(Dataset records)
* start *

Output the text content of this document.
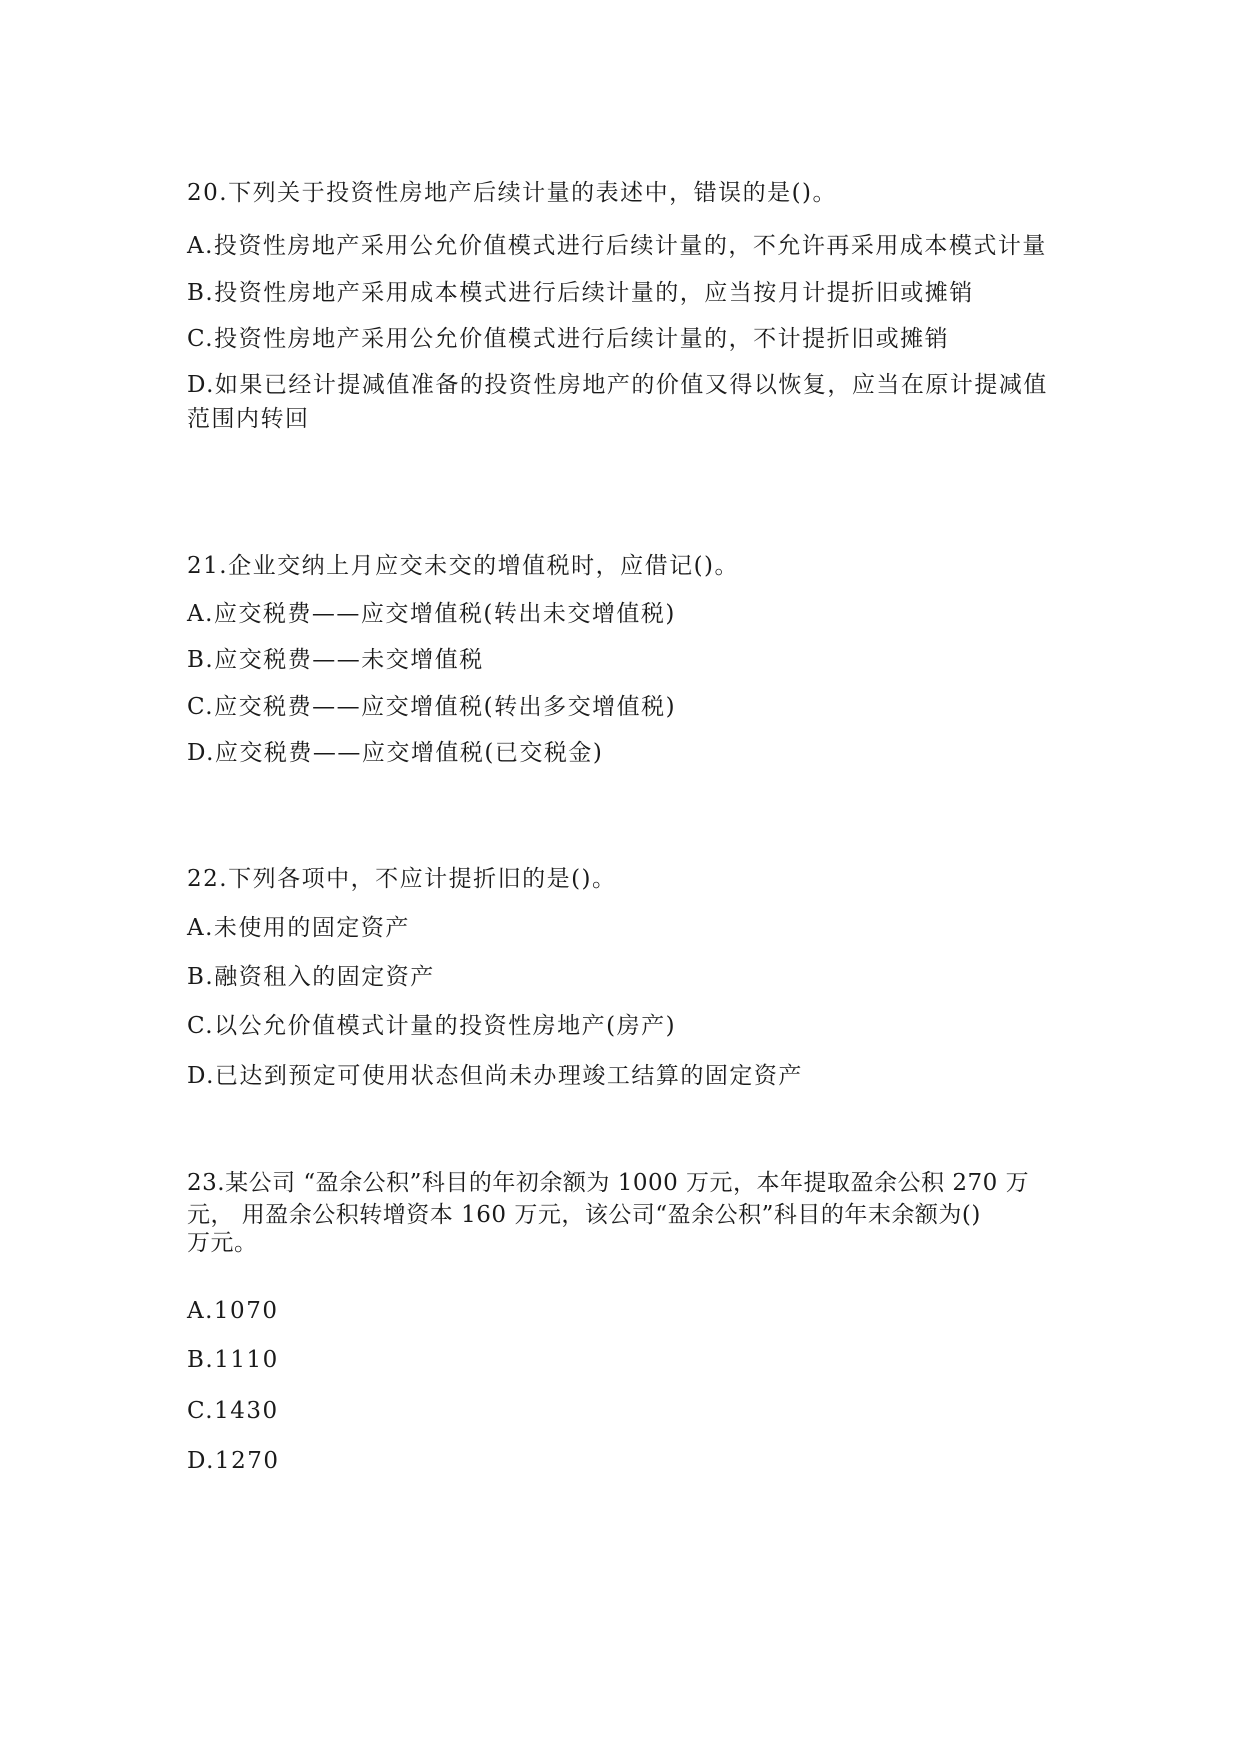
20.下列关于投资性房地产后续计量的表述中，错误的是()。
A.投资性房地产采用公允价值模式进行后续计量的，不允许再采用成本模式计量
B.投资性房地产采用成本模式进行后续计量的，应当按月计提折旧或摊销
C.投资性房地产采用公允价值模式进行后续计量的，不计提折旧或摊销
D.如果已经计提减值准备的投资性房地产的价值又得以恢复，应当在原计提减值
范围内转回
21.企业交纳上月应交未交的增值税时，应借记()。
A.应交税费——应交增值税(转出未交增值税)
B.应交税费——未交增值税
C.应交税费——应交增值税(转出多交增值税)
D.应交税费——应交增值税(已交税金)
22.下列各项中，不应计提折旧的是()。
A.未使用的固定资产
B.融资租入的固定资产
C.以公允价值模式计量的投资性房地产(房产)
D.已达到预定可使用状态但尚未办理竣工结算的固定资产
23.某公司 “盈余公积”科目的年初余额为 1000 万元，本年提取盈余公积 270 万
元， 用盈余公积转增资本 160 万元，该公司“盈余公积”科目的年末余额为()
万元。
A.1070
B.1110
C.1430
D.1270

* end *

## What you should do
Return all lines containing "盈余公积".

## Result below
23.某公司 “盈余公积”科目的年初余额为 1000 万元，本年提取盈余公积 270 万
元， 用盈余公积转增资本 160 万元，该公司“盈余公积”科目的年末余额为()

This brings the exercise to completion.